** START Records provided **

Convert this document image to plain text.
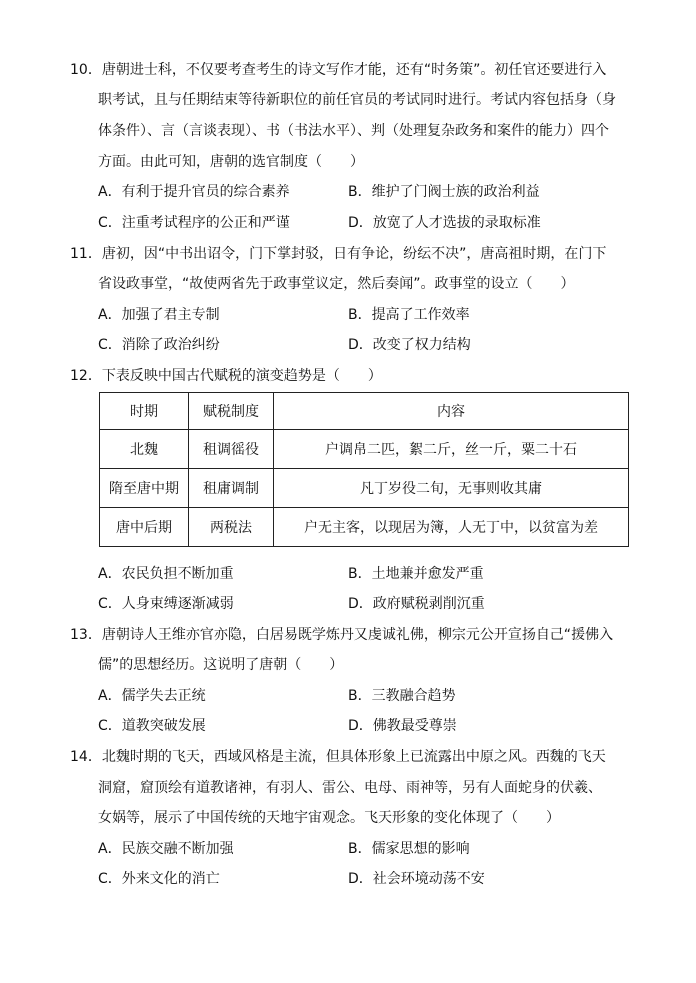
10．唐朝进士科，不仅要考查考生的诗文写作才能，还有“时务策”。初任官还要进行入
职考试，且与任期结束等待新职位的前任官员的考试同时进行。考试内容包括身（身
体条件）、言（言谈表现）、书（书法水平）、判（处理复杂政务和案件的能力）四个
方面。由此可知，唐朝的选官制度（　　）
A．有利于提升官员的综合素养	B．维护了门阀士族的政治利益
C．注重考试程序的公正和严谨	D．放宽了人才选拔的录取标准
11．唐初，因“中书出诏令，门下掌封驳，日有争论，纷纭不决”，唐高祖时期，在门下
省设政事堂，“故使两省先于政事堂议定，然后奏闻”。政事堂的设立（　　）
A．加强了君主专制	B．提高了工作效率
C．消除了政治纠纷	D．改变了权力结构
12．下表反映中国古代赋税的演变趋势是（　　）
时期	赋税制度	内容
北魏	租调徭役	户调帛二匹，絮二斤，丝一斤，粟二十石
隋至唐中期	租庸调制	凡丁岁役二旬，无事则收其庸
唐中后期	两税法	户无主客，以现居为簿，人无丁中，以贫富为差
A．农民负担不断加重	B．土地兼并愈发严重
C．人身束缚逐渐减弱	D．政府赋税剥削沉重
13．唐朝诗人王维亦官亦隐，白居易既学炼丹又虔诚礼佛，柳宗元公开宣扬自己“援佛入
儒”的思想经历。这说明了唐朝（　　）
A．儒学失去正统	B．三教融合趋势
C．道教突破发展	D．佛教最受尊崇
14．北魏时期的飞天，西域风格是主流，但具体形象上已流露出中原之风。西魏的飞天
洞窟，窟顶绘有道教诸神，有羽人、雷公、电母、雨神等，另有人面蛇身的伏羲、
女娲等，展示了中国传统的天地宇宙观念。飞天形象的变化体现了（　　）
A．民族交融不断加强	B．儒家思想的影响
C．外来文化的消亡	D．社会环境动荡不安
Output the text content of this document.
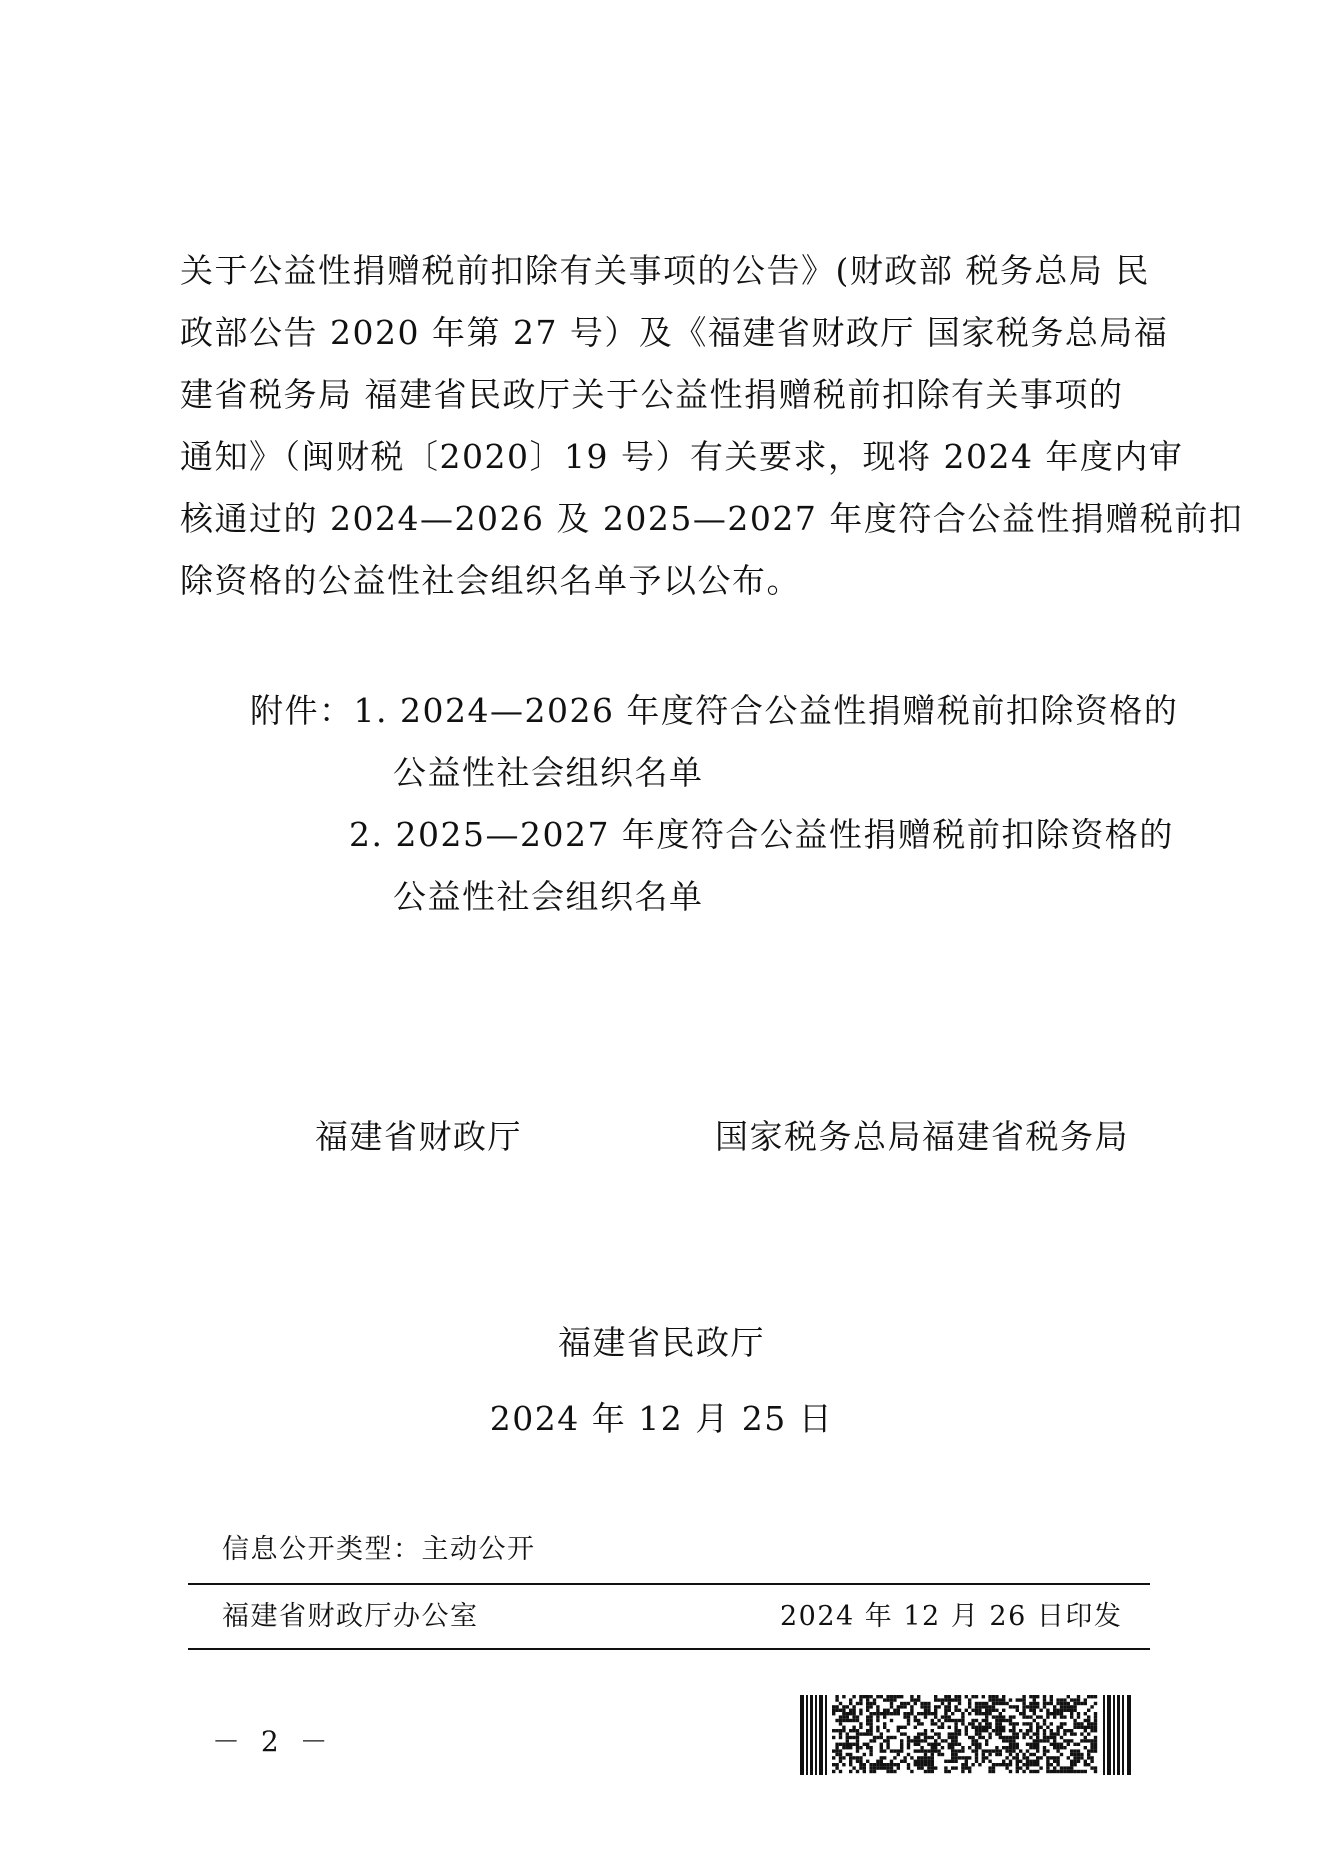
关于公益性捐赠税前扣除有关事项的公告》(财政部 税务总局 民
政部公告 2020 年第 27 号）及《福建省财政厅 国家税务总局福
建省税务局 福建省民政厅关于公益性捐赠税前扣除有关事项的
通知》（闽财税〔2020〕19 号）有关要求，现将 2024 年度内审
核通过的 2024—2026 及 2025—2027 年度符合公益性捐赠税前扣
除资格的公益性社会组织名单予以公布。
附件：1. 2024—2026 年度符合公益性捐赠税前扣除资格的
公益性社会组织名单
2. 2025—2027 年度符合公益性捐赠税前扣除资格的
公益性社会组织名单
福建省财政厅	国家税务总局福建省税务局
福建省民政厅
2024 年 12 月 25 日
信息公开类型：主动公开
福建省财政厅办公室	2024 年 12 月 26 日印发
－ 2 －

** END Records provided **
** START Records provided **

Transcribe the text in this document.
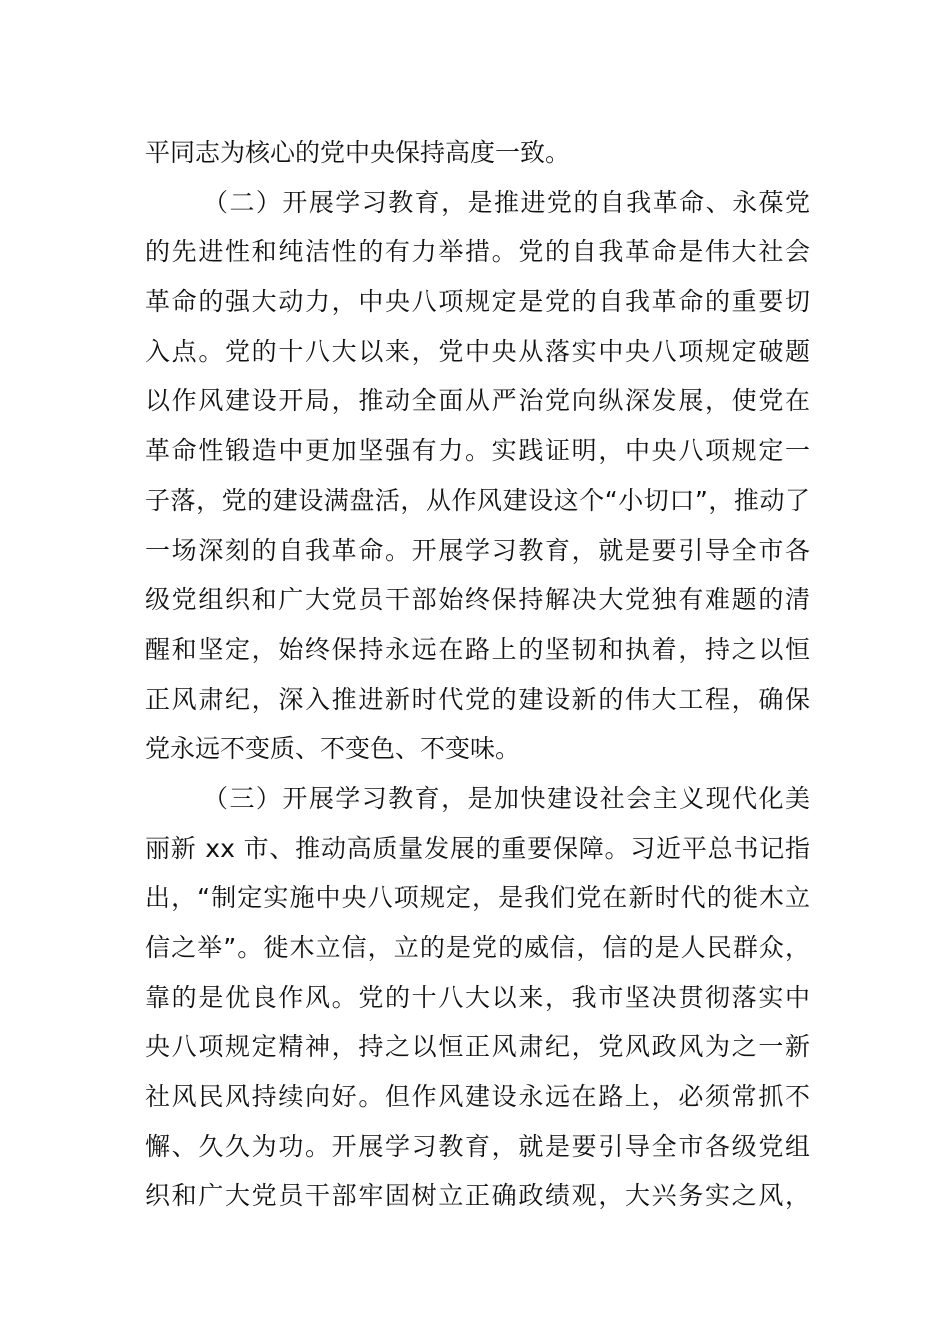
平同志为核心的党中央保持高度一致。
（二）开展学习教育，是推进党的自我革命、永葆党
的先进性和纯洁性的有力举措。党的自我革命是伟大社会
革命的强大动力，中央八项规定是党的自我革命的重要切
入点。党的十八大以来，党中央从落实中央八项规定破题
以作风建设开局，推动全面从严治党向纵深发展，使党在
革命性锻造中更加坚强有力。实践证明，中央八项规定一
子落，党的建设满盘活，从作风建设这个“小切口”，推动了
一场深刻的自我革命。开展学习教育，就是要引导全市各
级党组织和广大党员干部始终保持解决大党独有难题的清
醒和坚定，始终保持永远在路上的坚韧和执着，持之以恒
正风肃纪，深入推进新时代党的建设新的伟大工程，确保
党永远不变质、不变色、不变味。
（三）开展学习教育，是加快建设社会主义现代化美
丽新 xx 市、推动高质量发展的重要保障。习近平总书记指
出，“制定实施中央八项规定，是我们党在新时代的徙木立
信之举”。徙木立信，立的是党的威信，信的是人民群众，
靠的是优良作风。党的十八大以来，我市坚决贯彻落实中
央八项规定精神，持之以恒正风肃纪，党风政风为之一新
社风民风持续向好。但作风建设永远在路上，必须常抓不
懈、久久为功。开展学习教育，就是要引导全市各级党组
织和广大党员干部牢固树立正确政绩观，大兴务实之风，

** END Records provided **

● **Task requirements**: Return every line holding the word "this" from the records.

● **Response**:
Convert this document image to plain text.
Output the text content of this document.
Transcribe the text in this document.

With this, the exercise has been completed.